TASK REQUIREMENTS: For the listing underneath, give the count of lines containing the string "this" and nothing further.

--- START ---

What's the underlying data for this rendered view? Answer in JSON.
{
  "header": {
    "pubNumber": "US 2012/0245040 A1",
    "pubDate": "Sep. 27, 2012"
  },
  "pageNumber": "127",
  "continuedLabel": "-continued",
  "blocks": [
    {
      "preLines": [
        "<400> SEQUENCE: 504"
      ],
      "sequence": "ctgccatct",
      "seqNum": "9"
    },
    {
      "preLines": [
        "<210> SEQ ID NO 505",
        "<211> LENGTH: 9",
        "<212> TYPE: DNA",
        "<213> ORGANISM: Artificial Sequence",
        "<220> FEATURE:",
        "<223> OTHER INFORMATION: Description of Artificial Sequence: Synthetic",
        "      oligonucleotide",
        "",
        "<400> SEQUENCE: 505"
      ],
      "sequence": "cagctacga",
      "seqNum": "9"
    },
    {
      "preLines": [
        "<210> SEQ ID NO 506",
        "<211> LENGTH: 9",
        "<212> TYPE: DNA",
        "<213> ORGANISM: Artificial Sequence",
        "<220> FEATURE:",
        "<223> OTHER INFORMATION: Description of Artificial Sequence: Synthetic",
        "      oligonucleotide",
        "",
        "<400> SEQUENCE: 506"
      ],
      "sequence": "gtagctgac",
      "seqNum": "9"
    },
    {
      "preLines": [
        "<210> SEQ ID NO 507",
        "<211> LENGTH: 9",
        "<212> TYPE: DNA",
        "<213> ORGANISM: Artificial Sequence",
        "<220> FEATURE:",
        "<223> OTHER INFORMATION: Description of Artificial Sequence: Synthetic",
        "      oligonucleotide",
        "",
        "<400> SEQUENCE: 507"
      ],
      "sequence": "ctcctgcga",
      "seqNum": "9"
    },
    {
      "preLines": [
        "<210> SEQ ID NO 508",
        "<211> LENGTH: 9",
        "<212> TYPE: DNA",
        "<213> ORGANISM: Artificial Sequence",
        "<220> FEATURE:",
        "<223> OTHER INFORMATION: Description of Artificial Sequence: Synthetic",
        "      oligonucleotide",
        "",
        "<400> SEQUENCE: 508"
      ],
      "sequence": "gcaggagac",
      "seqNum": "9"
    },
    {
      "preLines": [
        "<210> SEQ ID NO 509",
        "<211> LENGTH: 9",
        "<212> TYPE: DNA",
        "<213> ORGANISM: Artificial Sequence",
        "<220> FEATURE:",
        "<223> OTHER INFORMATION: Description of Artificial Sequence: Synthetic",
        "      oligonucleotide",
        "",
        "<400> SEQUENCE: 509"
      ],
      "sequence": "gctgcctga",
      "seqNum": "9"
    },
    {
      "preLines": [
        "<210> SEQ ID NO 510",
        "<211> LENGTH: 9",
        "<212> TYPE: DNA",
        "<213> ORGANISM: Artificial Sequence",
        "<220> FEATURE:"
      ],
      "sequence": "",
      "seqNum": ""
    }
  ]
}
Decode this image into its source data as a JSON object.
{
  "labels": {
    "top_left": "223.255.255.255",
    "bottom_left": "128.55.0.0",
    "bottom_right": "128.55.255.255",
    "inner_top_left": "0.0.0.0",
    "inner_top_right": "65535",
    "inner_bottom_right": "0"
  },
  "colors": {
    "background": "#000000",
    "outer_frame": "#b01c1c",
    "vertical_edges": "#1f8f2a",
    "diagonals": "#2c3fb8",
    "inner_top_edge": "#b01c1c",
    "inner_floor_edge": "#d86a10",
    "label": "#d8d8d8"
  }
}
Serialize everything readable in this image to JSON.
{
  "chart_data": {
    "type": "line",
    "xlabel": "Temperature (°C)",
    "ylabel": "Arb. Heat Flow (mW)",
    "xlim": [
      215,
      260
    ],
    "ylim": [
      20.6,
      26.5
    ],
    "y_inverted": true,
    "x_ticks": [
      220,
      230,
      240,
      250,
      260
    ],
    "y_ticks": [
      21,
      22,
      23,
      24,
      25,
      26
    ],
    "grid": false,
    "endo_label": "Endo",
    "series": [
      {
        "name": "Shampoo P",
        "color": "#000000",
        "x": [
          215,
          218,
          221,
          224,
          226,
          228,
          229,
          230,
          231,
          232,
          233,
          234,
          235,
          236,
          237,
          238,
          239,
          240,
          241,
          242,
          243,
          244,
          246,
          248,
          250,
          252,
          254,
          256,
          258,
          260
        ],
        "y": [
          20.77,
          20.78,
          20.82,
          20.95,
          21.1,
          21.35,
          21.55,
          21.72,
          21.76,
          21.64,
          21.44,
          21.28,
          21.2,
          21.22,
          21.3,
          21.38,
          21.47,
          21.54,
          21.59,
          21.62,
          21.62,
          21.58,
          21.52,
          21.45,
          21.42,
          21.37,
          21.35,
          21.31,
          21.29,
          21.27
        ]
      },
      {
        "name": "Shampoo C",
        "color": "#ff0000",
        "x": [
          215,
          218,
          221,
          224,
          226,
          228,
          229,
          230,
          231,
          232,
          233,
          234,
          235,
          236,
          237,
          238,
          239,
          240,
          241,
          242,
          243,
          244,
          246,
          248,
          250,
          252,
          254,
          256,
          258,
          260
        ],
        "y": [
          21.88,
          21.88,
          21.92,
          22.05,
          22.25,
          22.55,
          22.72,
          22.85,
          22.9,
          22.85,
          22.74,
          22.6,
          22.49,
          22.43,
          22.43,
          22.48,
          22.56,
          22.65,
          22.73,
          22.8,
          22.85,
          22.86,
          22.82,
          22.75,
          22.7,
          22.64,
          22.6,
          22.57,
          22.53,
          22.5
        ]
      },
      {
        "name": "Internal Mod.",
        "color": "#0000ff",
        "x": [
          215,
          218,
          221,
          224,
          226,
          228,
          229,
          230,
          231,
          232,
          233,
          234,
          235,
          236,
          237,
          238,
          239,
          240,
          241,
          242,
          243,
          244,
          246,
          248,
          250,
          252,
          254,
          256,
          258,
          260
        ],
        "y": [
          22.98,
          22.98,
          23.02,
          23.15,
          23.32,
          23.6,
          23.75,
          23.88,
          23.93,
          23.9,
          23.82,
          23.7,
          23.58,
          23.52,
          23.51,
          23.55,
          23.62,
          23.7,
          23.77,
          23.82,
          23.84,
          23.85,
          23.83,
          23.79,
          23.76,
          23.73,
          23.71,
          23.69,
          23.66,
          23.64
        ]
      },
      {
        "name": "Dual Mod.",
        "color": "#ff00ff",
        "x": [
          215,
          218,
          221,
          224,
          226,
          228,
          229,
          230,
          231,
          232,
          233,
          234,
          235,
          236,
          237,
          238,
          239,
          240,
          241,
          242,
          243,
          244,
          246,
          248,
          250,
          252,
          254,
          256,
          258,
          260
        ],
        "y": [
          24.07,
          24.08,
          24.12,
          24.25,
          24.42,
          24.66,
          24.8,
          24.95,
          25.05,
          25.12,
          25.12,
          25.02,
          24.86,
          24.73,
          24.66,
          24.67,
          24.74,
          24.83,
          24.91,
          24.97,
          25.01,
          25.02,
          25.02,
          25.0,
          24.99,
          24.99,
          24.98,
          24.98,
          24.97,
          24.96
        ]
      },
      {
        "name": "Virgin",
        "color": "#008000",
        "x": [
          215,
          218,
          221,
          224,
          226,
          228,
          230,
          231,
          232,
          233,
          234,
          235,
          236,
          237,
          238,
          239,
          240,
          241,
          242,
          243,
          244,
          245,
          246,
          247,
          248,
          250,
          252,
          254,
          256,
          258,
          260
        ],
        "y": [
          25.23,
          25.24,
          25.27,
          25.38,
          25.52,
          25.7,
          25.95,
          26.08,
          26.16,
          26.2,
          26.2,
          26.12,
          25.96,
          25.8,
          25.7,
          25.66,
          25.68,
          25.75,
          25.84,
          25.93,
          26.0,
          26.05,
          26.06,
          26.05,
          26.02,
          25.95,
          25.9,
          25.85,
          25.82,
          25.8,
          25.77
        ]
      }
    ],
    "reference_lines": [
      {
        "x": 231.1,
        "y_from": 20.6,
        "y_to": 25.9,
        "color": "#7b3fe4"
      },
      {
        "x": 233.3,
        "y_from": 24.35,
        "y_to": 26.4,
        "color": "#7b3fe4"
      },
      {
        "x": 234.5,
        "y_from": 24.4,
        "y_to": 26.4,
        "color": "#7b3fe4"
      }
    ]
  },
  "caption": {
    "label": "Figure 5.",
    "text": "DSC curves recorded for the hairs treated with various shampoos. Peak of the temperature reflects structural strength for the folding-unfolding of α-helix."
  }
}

--- END ---

THE RESULT: 3